*Quoted passage*:
·····
Skip to main content

Local ML workbench configured for Databricks using uv

Project description

ML Workbench

Installation

Install ML Workbench using pip:

pip install ml_workbench

Basic Usage

Command Line Interface (CLI)

Run experiments directly from YAML configuration files:

# Run all experiments in a YAML file
cli-experiment experiment.yaml

# Run specific experiment(s)
cli-experiment experiment.yaml --experiments my_experiment

# Run with variable substitution
cli-experiment experiment.yaml --var path=/data/datasets

# Inspect configuration without running
cli-experiment experiment.yaml --show-config

Python API

Use the Python API for programmatic control:

from ml_workbench import YamlConfig, Experiment, Runner

# Load configuration
config = YamlConfig("experiment.yaml")

# Create experiment
experiment = Experiment(config, "my_experiment")

# Run experiment
runner = Runner(experiment, verbose=True)
results = runner.run()

# Access results
print(f"Best model: {results['best_model']}")
print(f"Best score: {results['best_model_score']}")

Documentation

CLI Experiment Guide

Complete guide to using the command-line interface for running experiments. Learn how to execute experiments from YAML files, use variable substitution, inspect configurations, and view dataset statistics without running experiments.

Runner Class Documentation

Comprehensive documentation for the Runner class, the core execution engine for ML experiments. Includes workflow orchestration, dataset management, preprocessing pipelines, model training, evaluation metrics, feature analysis, and MLFlow integration.

YAML Configuration Specification

Detailed specification for YAML configuration files. Covers all sections including datasets, features, models, experiments, and MLflow settings. Includes validation rules and complete examples for defining ML experiments declaratively.

Implementation Summary

Technical overview of the Runner implementation, including architecture decisions, testing strategy, and implementation details. Useful for understanding the internal workings of the ML Workbench.

Packaging and CodeArtifact Guide

Step-by-step guide for packaging and publishing ML Workbench to AWS CodeArtifact. Covers prerequisites, authentication, version management, and CI/CD integration for distributing the package within your organization.

Setup

Environment Configuration for MLFlow Databricks Integration

To direct MLFlow to your Databricks workspace (dev-internal), create a .env file in the project root with the following configuration:

# Set MLflow tracking URI to your Databricks workspace
MLFLOW_TRACKING_URI="databricks"

# Define Databricks datapoint that match your workspace (this one is for dev-internal)
DATABRICKS_HOST="https://dbc-787720e9-26e6.cloud.databricks.com"

# Getting Your Databricks Token
# - Go to your Databricks workspace: https://dbc-787720e9-26e6.cloud.databricks.com
# - Click on your profile icon (top-right)
# - Select "Settings"
# - In "User" section, select "Developer"
·····
*Data supplied*:
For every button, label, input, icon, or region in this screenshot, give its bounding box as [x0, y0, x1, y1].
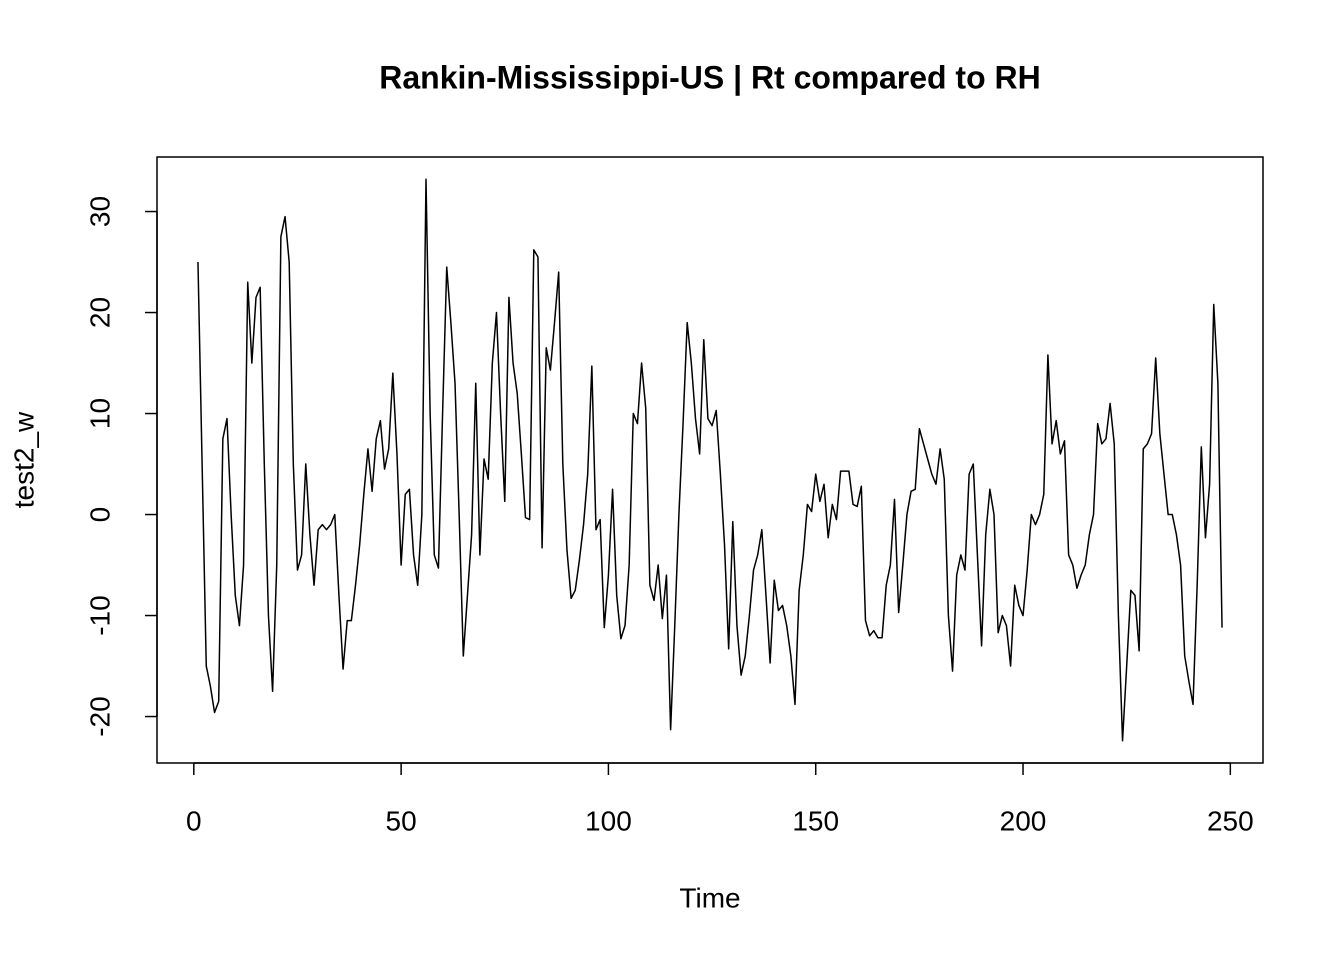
x-tick-label: 250: [1207, 805, 1254, 836]
x-axis-label: Time: [679, 882, 740, 913]
y-tick-label: 20: [84, 297, 115, 328]
y-tick-label: -10: [84, 595, 115, 635]
x-tick-label: 100: [585, 805, 632, 836]
y-axis-label: test2_w: [8, 411, 39, 508]
x-tick-label: 200: [1000, 805, 1047, 836]
data-line: [197, 178, 1223, 742]
x-tick-label: 50: [386, 805, 417, 836]
x-tick-label: 0: [186, 805, 202, 836]
y-tick-label: 0: [84, 507, 115, 523]
plot-box: [156, 156, 1264, 764]
chart-title: Rankin-Mississippi-US | Rt compared to R…: [379, 59, 1040, 95]
x-tick-label: 150: [792, 805, 839, 836]
y-tick-label: 10: [84, 398, 115, 429]
y-tick-label: 30: [84, 196, 115, 227]
y-tick-label: -20: [84, 696, 115, 736]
·····
*What to work on*:
1 - According to the ML Workbench page, what command installs the package?
2 - Please quote the rows verbatim from the line holding "x-tick-label: 250: [1207, 805, 1254, 836]" through the line holding "y-tick-label: 10: [84, 398, 115, 429]", both included.

*Responses to the exercise*:
1 - pip install ml_workbench

2 -
x-tick-label: 250: [1207, 805, 1254, 836]
x-axis-label: Time: [679, 882, 740, 913]
y-tick-label: 20: [84, 297, 115, 328]
y-tick-label: -10: [84, 595, 115, 635]
x-tick-label: 100: [585, 805, 632, 836]
y-axis-label: test2_w: [8, 411, 39, 508]
x-tick-label: 200: [1000, 805, 1047, 836]
data-line: [197, 178, 1223, 742]
x-tick-label: 50: [386, 805, 417, 836]
x-tick-label: 0: [186, 805, 202, 836]
y-tick-label: 0: [84, 507, 115, 523]
plot-box: [156, 156, 1264, 764]
chart-title: Rankin-Mississippi-US | Rt compared to R…: [379, 59, 1040, 95]
x-tick-label: 150: [792, 805, 839, 836]
y-tick-label: 10: [84, 398, 115, 429]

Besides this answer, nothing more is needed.